▶ Task prompt
Search the records that follow and extract every line containing the string "color".

++++

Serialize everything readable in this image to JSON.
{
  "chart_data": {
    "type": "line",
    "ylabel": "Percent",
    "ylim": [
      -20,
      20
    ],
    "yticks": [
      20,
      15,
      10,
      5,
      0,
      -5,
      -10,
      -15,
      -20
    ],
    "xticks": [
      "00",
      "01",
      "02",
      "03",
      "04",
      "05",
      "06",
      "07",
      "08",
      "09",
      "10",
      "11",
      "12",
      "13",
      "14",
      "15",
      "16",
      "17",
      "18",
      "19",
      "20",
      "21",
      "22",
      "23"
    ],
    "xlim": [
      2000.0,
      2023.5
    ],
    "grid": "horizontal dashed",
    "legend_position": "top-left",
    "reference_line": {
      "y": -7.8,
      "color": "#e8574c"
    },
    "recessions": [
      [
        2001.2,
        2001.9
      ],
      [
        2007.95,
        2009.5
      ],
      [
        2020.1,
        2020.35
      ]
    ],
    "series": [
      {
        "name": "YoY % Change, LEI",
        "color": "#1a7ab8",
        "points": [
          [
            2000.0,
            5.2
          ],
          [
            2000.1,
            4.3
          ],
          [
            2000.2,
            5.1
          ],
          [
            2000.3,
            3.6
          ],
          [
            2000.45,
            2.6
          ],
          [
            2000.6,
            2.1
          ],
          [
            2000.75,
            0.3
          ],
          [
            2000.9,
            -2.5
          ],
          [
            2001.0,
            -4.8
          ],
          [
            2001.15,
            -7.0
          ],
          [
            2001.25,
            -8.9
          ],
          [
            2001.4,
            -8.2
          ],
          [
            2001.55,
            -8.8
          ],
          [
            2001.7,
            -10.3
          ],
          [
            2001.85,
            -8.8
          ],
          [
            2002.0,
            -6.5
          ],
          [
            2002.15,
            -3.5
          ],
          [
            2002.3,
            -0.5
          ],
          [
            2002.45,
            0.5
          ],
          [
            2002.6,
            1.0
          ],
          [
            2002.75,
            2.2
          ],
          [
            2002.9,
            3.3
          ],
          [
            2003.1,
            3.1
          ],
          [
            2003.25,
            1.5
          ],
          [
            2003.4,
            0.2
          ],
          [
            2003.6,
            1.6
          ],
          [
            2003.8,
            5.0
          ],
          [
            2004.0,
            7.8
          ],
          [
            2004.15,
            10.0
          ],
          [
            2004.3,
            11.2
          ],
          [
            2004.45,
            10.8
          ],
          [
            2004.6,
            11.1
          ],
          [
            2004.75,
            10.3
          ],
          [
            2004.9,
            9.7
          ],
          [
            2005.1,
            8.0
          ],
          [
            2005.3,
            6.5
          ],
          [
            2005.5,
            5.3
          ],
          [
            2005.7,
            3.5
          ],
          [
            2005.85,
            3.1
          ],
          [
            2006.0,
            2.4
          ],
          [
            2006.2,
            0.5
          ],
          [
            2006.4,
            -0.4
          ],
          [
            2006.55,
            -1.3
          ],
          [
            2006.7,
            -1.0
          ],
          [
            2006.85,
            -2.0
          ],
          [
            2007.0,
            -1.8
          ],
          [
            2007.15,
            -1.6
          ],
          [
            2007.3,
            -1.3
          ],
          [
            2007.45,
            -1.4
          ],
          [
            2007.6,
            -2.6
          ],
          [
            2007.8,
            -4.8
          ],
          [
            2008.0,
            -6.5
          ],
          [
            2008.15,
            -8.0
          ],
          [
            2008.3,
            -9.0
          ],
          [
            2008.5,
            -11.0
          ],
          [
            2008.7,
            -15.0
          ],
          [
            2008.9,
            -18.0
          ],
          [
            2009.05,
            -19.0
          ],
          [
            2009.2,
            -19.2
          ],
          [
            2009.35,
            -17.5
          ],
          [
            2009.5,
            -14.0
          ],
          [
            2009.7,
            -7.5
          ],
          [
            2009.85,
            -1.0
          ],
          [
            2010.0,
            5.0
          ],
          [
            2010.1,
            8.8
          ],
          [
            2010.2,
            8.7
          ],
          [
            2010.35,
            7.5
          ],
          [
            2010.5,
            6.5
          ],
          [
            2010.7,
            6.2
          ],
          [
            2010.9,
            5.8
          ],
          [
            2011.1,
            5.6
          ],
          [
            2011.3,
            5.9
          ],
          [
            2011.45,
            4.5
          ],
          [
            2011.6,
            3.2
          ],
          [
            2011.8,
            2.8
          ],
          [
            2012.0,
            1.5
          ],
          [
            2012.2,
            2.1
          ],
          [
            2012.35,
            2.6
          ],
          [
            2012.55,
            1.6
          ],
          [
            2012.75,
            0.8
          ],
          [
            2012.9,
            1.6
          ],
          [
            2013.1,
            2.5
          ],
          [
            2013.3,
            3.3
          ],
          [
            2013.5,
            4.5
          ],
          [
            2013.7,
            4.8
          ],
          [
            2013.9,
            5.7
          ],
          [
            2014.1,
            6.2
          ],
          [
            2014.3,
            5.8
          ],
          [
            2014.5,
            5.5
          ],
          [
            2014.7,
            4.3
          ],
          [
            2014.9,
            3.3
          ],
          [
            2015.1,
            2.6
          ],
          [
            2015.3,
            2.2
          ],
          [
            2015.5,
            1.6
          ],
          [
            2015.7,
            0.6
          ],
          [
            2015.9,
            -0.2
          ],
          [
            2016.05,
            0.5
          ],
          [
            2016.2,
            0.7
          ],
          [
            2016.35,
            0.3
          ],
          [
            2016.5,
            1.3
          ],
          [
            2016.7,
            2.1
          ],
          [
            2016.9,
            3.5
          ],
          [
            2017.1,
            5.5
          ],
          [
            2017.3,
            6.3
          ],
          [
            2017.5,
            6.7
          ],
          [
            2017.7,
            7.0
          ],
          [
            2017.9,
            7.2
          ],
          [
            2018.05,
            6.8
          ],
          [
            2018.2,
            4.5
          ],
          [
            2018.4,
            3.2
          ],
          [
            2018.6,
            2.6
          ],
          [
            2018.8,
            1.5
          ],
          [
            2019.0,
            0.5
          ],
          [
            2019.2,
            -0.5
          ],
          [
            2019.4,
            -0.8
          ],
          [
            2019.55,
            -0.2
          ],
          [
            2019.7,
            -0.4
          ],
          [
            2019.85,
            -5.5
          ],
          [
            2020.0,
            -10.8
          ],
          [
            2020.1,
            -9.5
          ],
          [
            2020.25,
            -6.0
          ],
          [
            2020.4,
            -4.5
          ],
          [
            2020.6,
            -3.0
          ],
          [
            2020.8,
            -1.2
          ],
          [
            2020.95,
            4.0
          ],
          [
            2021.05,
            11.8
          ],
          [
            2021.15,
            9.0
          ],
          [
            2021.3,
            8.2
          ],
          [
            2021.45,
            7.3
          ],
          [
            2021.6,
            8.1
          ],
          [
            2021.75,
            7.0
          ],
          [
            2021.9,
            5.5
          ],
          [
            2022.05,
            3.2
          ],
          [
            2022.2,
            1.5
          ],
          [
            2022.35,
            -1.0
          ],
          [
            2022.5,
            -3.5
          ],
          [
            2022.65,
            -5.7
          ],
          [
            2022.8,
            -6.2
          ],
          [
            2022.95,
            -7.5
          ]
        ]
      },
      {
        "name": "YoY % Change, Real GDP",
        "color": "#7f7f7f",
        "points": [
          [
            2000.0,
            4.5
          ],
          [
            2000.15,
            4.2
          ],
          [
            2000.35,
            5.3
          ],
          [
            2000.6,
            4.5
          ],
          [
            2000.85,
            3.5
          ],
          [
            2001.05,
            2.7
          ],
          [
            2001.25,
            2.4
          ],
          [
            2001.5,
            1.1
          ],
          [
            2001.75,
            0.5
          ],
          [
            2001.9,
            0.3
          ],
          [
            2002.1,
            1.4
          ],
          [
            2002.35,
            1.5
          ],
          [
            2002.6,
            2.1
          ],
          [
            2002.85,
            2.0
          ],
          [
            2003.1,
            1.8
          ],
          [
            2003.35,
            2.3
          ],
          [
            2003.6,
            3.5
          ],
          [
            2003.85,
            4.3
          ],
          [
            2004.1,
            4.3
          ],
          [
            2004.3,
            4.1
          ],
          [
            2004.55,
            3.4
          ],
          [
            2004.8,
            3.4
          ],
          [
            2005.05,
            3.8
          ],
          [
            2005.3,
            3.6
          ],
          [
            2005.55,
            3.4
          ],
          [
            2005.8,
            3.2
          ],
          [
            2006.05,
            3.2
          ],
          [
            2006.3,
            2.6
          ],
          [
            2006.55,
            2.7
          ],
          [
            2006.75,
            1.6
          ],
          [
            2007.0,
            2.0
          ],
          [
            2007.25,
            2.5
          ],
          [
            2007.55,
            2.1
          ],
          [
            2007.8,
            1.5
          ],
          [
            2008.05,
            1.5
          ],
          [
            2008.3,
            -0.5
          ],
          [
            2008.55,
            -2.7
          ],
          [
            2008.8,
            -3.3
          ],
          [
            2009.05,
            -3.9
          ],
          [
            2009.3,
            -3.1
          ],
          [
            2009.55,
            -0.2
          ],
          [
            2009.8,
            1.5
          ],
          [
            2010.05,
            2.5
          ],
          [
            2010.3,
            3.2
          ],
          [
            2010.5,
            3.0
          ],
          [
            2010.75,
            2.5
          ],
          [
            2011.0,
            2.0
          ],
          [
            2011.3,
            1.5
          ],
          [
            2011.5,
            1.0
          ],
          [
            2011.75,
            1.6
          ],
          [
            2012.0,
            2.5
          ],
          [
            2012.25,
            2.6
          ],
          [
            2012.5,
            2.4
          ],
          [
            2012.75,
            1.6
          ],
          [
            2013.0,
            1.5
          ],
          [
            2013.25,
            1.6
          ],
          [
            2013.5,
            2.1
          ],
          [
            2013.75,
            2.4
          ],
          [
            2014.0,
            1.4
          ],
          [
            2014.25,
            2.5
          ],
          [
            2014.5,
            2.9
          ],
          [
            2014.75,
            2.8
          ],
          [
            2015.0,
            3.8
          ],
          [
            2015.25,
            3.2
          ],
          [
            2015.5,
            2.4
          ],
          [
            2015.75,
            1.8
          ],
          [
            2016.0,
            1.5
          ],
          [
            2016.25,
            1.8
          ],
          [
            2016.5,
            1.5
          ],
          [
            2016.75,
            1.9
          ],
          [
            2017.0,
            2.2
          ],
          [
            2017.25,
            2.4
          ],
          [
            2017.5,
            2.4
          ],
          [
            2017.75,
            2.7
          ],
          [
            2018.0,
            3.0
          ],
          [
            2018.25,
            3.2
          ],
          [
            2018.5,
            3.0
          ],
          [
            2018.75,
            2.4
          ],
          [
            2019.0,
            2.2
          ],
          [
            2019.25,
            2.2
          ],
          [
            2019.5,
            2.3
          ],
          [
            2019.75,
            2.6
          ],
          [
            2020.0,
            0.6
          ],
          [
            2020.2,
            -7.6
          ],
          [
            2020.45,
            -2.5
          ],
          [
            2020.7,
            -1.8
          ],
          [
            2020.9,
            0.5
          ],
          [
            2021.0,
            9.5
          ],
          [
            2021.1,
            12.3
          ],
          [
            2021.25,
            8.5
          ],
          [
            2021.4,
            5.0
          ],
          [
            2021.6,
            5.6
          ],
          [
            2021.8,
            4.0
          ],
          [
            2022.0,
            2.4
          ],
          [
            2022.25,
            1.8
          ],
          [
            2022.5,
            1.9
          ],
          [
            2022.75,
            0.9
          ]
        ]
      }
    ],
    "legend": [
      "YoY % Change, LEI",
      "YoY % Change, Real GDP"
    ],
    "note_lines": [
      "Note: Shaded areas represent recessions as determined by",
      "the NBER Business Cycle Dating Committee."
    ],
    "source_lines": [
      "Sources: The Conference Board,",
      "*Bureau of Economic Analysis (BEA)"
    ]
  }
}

++++

▶ Expected output
      "color": "#e8574c"
        "color": "#1a7ab8",
        "color": "#7f7f7f",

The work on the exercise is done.